* **DATA ENTRIES**:
####################

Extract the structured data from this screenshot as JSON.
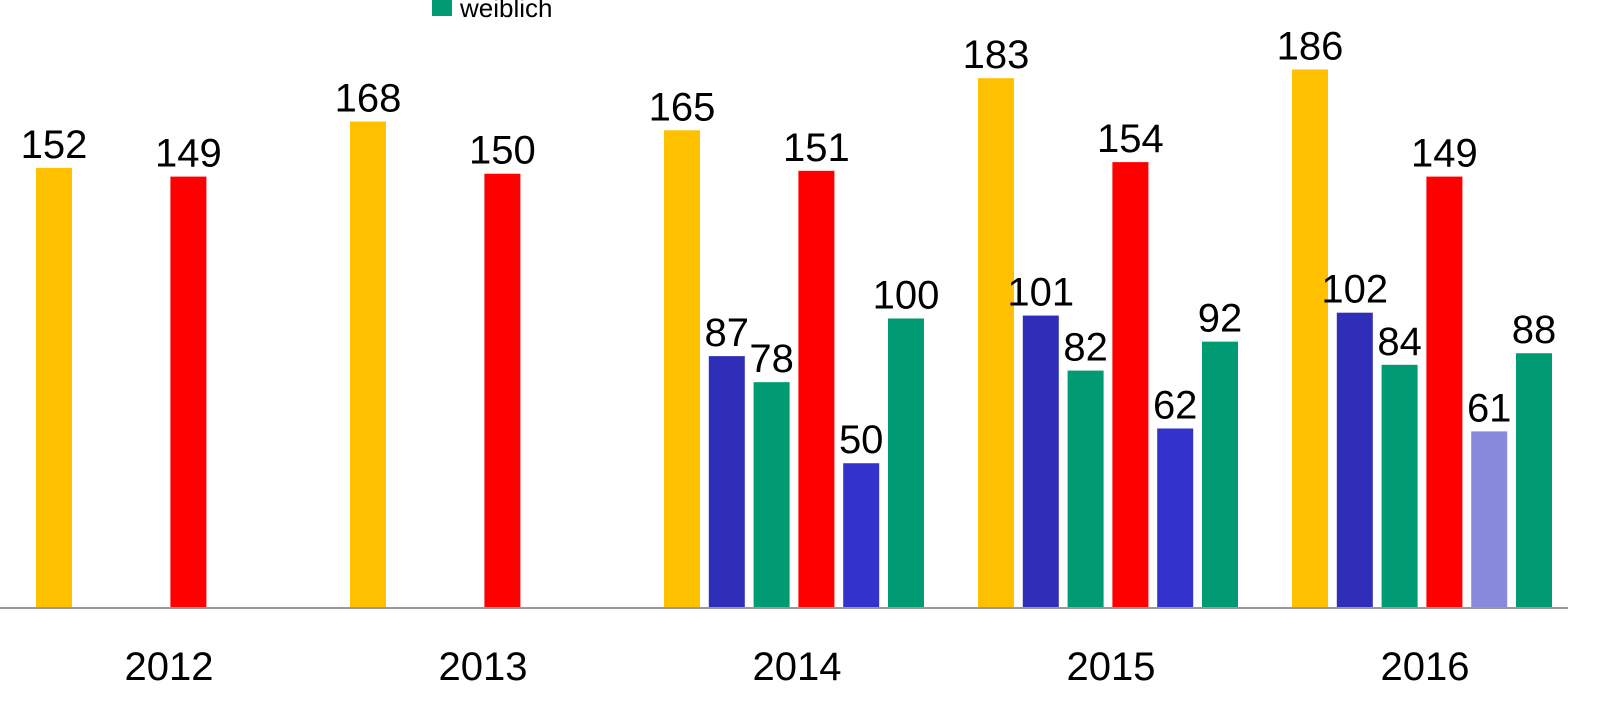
{
  "chart_data": {
    "type": "bar",
    "categories": [
      "2012",
      "2013",
      "2014",
      "2015",
      "2016"
    ],
    "series": [
      {
        "color": "#ffc000",
        "values": [
          152,
          168,
          165,
          183,
          186
        ]
      },
      {
        "color": "#2e2eb8",
        "values": [
          null,
          null,
          87,
          101,
          102
        ]
      },
      {
        "color": "#009a73",
        "values": [
          null,
          null,
          78,
          82,
          84
        ]
      },
      {
        "color": "#ff0000",
        "values": [
          149,
          150,
          151,
          154,
          149
        ]
      },
      {
        "color": "#3333cc",
        "colors": [
          "#3333cc",
          "#3333cc",
          "#3333cc",
          "#3333cc",
          "#8888dd"
        ],
        "values": [
          null,
          null,
          50,
          62,
          61
        ]
      },
      {
        "name": "weiblich",
        "color": "#009a73",
        "values": [
          null,
          null,
          100,
          92,
          88
        ]
      }
    ],
    "ylim": [
      0,
      210
    ]
  }
}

####################

* **REQUIREMENT**:
Reproduce all of the data exactly; the pictures do not belong in the copy.

* **COMPLETED EXERCISE**:
Extract the structured data from this screenshot as JSON.
{
  "chart_data": {
    "type": "bar",
    "categories": [
      "2012",
      "2013",
      "2014",
      "2015",
      "2016"
    ],
    "series": [
      {
        "color": "#ffc000",
        "values": [
          152,
          168,
          165,
          183,
          186
        ]
      },
      {
        "color": "#2e2eb8",
        "values": [
          null,
          null,
          87,
          101,
          102
        ]
      },
      {
        "color": "#009a73",
        "values": [
          null,
          null,
          78,
          82,
          84
        ]
      },
      {
        "color": "#ff0000",
        "values": [
          149,
          150,
          151,
          154,
          149
        ]
      },
      {
        "color": "#3333cc",
        "colors": [
          "#3333cc",
          "#3333cc",
          "#3333cc",
          "#3333cc",
          "#8888dd"
        ],
        "values": [
          null,
          null,
          50,
          62,
          61
        ]
      },
      {
        "name": "weiblich",
        "color": "#009a73",
        "values": [
          null,
          null,
          100,
          92,
          88
        ]
      }
    ],
    "ylim": [
      0,
      210
    ]
  }
}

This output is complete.